┌─ Records provided

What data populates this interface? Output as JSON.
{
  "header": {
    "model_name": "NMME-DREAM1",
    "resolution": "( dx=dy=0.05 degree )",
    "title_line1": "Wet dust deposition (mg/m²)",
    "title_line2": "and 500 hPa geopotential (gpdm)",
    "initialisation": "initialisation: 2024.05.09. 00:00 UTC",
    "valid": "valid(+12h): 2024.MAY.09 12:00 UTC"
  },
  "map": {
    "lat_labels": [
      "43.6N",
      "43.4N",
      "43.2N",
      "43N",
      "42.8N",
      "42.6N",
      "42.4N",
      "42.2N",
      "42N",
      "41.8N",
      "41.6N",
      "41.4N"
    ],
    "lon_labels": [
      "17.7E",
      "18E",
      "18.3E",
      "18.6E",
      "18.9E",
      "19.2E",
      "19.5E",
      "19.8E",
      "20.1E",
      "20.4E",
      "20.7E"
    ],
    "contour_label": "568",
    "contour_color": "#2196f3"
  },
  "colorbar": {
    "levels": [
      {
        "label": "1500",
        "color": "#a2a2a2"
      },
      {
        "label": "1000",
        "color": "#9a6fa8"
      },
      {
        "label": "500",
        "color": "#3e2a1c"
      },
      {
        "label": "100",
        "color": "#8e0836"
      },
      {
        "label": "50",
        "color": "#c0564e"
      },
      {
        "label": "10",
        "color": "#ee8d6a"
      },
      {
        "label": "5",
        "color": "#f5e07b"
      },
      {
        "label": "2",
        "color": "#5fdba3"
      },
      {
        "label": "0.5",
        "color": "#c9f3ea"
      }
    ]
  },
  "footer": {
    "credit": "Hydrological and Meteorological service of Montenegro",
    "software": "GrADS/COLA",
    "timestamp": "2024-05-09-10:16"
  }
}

└─

# Short task
Each entry above is to be quoted exactly.

# Task solution
What data populates this interface? Output as JSON.
{
  "header": {
    "model_name": "NMME-DREAM1",
    "resolution": "( dx=dy=0.05 degree )",
    "title_line1": "Wet dust deposition (mg/m²)",
    "title_line2": "and 500 hPa geopotential (gpdm)",
    "initialisation": "initialisation: 2024.05.09. 00:00 UTC",
    "valid": "valid(+12h): 2024.MAY.09 12:00 UTC"
  },
  "map": {
    "lat_labels": [
      "43.6N",
      "43.4N",
      "43.2N",
      "43N",
      "42.8N",
      "42.6N",
      "42.4N",
      "42.2N",
      "42N",
      "41.8N",
      "41.6N",
      "41.4N"
    ],
    "lon_labels": [
      "17.7E",
      "18E",
      "18.3E",
      "18.6E",
      "18.9E",
      "19.2E",
      "19.5E",
      "19.8E",
      "20.1E",
      "20.4E",
      "20.7E"
    ],
    "contour_label": "568",
    "contour_color": "#2196f3"
  },
  "colorbar": {
    "levels": [
      {
        "label": "1500",
        "color": "#a2a2a2"
      },
      {
        "label": "1000",
        "color": "#9a6fa8"
      },
      {
        "label": "500",
        "color": "#3e2a1c"
      },
      {
        "label": "100",
        "color": "#8e0836"
      },
      {
        "label": "50",
        "color": "#c0564e"
      },
      {
        "label": "10",
        "color": "#ee8d6a"
      },
      {
        "label": "5",
        "color": "#f5e07b"
      },
      {
        "label": "2",
        "color": "#5fdba3"
      },
      {
        "label": "0.5",
        "color": "#c9f3ea"
      }
    ]
  },
  "footer": {
    "credit": "Hydrological and Meteorological service of Montenegro",
    "software": "GrADS/COLA",
    "timestamp": "2024-05-09-10:16"
  }
}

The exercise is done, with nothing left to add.